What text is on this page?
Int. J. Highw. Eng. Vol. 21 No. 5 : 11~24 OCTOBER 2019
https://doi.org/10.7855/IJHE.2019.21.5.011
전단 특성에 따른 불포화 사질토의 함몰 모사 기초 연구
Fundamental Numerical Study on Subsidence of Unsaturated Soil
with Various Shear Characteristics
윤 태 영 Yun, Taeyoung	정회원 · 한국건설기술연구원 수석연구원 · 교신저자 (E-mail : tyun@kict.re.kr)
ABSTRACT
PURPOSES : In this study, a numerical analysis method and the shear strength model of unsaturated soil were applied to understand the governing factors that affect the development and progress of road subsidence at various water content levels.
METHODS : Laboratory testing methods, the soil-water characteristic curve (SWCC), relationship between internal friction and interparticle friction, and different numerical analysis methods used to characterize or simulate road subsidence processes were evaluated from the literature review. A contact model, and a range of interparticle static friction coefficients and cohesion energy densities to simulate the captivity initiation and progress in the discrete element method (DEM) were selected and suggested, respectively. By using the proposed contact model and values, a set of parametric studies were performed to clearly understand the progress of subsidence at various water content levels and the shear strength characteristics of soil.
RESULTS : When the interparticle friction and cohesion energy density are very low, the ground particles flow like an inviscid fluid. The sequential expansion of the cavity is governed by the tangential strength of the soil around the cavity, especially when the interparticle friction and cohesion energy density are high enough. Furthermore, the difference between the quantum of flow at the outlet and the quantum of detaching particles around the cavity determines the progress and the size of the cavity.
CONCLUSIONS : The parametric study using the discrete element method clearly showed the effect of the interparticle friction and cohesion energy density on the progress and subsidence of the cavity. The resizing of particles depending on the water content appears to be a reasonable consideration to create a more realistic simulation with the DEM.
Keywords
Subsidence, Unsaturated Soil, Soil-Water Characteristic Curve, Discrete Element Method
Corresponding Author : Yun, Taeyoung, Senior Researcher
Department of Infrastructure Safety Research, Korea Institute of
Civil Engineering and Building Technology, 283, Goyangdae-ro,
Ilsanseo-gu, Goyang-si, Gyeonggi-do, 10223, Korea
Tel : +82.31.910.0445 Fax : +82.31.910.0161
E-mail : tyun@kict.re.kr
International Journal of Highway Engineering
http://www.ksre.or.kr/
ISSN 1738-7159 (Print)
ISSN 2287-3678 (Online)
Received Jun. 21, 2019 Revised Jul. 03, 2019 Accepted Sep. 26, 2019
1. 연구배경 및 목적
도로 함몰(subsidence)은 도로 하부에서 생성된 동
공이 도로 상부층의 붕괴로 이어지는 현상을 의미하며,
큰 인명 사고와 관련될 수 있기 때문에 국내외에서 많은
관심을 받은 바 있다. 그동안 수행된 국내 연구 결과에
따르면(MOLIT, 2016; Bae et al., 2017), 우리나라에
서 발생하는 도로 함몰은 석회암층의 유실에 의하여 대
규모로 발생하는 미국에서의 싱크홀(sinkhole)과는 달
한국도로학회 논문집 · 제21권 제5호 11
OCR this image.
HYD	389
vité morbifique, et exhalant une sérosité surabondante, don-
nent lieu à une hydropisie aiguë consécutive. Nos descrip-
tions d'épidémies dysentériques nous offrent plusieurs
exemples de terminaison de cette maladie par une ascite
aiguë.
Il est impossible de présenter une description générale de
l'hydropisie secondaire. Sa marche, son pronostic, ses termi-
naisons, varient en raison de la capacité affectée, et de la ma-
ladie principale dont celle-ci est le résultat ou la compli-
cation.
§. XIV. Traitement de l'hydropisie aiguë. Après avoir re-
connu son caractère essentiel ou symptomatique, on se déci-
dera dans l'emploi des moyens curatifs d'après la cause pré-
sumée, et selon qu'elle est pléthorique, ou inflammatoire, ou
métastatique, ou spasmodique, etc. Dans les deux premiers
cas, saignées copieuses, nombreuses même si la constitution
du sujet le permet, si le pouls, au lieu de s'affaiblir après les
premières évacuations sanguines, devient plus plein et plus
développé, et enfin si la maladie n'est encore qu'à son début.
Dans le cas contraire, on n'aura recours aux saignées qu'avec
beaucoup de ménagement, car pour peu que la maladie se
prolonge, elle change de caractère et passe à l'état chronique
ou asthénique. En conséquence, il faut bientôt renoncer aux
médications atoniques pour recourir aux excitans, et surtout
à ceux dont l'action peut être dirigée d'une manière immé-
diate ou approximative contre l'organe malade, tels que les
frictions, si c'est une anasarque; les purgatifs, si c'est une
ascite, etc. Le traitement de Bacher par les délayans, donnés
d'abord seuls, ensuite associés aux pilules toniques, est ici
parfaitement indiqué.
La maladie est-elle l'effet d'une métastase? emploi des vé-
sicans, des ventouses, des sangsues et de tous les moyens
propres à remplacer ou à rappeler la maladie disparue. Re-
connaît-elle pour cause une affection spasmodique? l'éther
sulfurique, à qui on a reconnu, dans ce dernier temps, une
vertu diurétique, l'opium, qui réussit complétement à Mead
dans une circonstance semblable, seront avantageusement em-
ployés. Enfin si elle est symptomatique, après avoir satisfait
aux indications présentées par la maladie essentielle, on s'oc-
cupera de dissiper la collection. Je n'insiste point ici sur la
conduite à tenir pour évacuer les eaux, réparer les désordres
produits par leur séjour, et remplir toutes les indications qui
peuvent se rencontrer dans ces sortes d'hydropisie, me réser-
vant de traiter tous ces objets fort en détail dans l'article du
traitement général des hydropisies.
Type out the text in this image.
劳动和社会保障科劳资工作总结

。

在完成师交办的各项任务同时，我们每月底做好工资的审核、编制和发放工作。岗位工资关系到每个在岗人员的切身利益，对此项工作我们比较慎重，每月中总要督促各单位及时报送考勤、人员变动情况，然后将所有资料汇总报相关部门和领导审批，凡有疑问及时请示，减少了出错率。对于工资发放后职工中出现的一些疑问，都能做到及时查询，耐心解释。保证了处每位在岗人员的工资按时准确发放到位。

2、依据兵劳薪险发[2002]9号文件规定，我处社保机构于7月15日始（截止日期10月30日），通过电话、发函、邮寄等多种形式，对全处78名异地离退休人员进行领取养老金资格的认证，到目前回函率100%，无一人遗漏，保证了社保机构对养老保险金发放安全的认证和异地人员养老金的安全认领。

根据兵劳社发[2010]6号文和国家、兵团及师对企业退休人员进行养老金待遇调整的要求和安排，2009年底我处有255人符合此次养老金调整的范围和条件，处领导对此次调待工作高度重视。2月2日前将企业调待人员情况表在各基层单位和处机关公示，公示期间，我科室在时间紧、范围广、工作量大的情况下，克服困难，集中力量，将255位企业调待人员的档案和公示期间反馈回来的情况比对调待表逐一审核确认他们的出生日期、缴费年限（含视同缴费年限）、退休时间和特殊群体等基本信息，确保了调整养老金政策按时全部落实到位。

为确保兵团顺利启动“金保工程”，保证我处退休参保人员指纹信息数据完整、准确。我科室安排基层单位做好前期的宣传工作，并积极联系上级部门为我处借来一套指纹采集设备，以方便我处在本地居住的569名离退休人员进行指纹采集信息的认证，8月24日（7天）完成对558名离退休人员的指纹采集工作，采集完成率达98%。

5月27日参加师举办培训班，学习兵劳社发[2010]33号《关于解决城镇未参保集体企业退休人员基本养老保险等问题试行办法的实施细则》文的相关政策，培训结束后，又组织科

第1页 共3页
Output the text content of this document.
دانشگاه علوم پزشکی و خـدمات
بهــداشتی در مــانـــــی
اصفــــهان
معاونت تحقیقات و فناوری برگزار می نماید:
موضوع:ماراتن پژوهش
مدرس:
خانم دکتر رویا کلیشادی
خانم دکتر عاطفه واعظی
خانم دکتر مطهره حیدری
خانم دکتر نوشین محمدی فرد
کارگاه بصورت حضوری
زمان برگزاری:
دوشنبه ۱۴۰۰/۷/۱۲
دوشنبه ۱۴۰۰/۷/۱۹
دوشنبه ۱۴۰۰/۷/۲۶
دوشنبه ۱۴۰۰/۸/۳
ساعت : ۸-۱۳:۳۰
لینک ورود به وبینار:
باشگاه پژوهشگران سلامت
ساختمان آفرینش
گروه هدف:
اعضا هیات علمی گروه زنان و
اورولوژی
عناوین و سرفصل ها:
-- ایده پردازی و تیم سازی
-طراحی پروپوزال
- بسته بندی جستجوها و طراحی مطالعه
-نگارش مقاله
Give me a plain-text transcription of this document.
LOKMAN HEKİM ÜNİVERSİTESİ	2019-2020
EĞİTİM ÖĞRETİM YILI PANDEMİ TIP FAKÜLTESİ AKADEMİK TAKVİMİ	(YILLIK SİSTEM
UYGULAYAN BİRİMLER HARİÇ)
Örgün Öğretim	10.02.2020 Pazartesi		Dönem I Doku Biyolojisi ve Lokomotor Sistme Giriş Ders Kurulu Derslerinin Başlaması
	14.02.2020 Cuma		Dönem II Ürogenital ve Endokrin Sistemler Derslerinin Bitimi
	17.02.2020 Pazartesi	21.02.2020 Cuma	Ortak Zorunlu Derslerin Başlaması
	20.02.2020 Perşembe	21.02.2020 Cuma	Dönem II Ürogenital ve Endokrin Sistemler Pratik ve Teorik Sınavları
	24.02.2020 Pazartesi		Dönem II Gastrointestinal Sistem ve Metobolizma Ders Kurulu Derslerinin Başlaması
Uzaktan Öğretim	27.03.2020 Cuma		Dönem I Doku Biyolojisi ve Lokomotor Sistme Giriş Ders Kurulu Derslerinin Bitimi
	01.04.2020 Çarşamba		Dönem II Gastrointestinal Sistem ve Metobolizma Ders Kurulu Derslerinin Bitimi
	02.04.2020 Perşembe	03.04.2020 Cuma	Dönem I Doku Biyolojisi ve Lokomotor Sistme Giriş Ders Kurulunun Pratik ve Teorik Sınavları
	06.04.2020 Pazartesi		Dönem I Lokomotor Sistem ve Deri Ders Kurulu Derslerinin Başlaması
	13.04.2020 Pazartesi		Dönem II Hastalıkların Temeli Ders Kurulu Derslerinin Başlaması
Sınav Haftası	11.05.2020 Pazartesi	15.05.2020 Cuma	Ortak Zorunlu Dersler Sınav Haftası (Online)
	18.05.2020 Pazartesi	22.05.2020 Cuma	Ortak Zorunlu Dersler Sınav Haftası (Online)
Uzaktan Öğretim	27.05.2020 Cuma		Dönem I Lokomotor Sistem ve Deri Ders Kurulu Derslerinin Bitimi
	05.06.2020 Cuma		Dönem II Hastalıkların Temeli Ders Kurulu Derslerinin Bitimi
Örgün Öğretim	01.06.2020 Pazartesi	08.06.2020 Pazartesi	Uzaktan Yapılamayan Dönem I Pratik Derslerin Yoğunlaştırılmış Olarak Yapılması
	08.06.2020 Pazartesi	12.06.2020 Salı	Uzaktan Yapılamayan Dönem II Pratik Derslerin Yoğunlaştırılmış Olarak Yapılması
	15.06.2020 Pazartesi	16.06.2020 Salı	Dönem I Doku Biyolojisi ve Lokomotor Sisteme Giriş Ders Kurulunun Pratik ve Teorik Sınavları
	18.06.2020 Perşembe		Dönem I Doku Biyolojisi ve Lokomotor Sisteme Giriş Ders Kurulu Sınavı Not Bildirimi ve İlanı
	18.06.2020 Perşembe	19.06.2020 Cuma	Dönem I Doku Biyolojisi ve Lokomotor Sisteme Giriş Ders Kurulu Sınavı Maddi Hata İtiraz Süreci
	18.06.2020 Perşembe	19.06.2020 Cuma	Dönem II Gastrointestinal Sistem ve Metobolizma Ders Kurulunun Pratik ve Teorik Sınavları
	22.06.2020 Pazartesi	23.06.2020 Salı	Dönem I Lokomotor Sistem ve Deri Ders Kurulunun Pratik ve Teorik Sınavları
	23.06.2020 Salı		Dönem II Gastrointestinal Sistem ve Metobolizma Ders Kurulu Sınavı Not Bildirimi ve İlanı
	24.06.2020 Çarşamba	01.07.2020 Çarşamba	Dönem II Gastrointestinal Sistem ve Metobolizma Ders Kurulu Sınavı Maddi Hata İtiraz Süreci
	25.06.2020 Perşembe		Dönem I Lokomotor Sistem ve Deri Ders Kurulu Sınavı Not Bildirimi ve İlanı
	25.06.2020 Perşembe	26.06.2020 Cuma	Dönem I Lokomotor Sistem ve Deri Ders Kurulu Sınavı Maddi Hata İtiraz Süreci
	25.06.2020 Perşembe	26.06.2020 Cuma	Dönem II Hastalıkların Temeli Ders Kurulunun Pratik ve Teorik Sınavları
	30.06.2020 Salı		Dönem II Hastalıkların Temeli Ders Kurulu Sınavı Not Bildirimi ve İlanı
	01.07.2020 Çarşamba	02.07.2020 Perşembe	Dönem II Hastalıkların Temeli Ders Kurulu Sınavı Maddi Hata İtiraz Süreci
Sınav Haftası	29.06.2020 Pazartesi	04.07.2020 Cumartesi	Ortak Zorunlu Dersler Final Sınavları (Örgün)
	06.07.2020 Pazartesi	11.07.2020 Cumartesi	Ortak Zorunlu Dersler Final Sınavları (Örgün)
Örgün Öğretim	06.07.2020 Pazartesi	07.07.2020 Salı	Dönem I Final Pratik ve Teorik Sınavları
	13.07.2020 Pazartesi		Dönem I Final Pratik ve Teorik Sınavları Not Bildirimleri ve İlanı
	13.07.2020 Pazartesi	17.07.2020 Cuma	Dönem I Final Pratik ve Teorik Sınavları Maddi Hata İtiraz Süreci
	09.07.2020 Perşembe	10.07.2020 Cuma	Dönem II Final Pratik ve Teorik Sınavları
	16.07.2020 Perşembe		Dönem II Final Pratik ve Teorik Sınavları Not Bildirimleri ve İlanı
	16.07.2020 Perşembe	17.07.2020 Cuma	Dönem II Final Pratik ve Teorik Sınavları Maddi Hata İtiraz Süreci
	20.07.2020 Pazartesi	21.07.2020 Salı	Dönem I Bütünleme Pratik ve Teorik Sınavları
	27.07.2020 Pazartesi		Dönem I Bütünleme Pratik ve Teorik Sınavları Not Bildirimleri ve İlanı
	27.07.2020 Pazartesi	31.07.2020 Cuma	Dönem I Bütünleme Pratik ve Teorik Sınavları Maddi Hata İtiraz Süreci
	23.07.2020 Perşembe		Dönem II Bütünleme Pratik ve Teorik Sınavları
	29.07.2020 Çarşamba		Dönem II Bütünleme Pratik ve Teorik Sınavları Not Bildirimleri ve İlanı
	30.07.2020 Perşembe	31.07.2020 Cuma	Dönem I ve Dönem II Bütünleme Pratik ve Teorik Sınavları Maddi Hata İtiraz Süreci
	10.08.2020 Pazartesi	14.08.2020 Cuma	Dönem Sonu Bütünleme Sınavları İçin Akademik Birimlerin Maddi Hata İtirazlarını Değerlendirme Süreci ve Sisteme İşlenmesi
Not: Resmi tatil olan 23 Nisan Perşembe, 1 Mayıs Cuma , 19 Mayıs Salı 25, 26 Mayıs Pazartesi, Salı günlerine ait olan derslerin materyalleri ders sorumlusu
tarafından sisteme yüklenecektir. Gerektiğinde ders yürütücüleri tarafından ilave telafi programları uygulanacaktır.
- - - -
- [Set task]:
Review the material and copy each line in which the word "خانم" appears.

- [Written response]:
خانم دکتر رویا کلیشادی
خانم دکتر عاطفه واعظی
خانم دکتر مطهره حیدری
خانم دکتر نوشین محمدی فرد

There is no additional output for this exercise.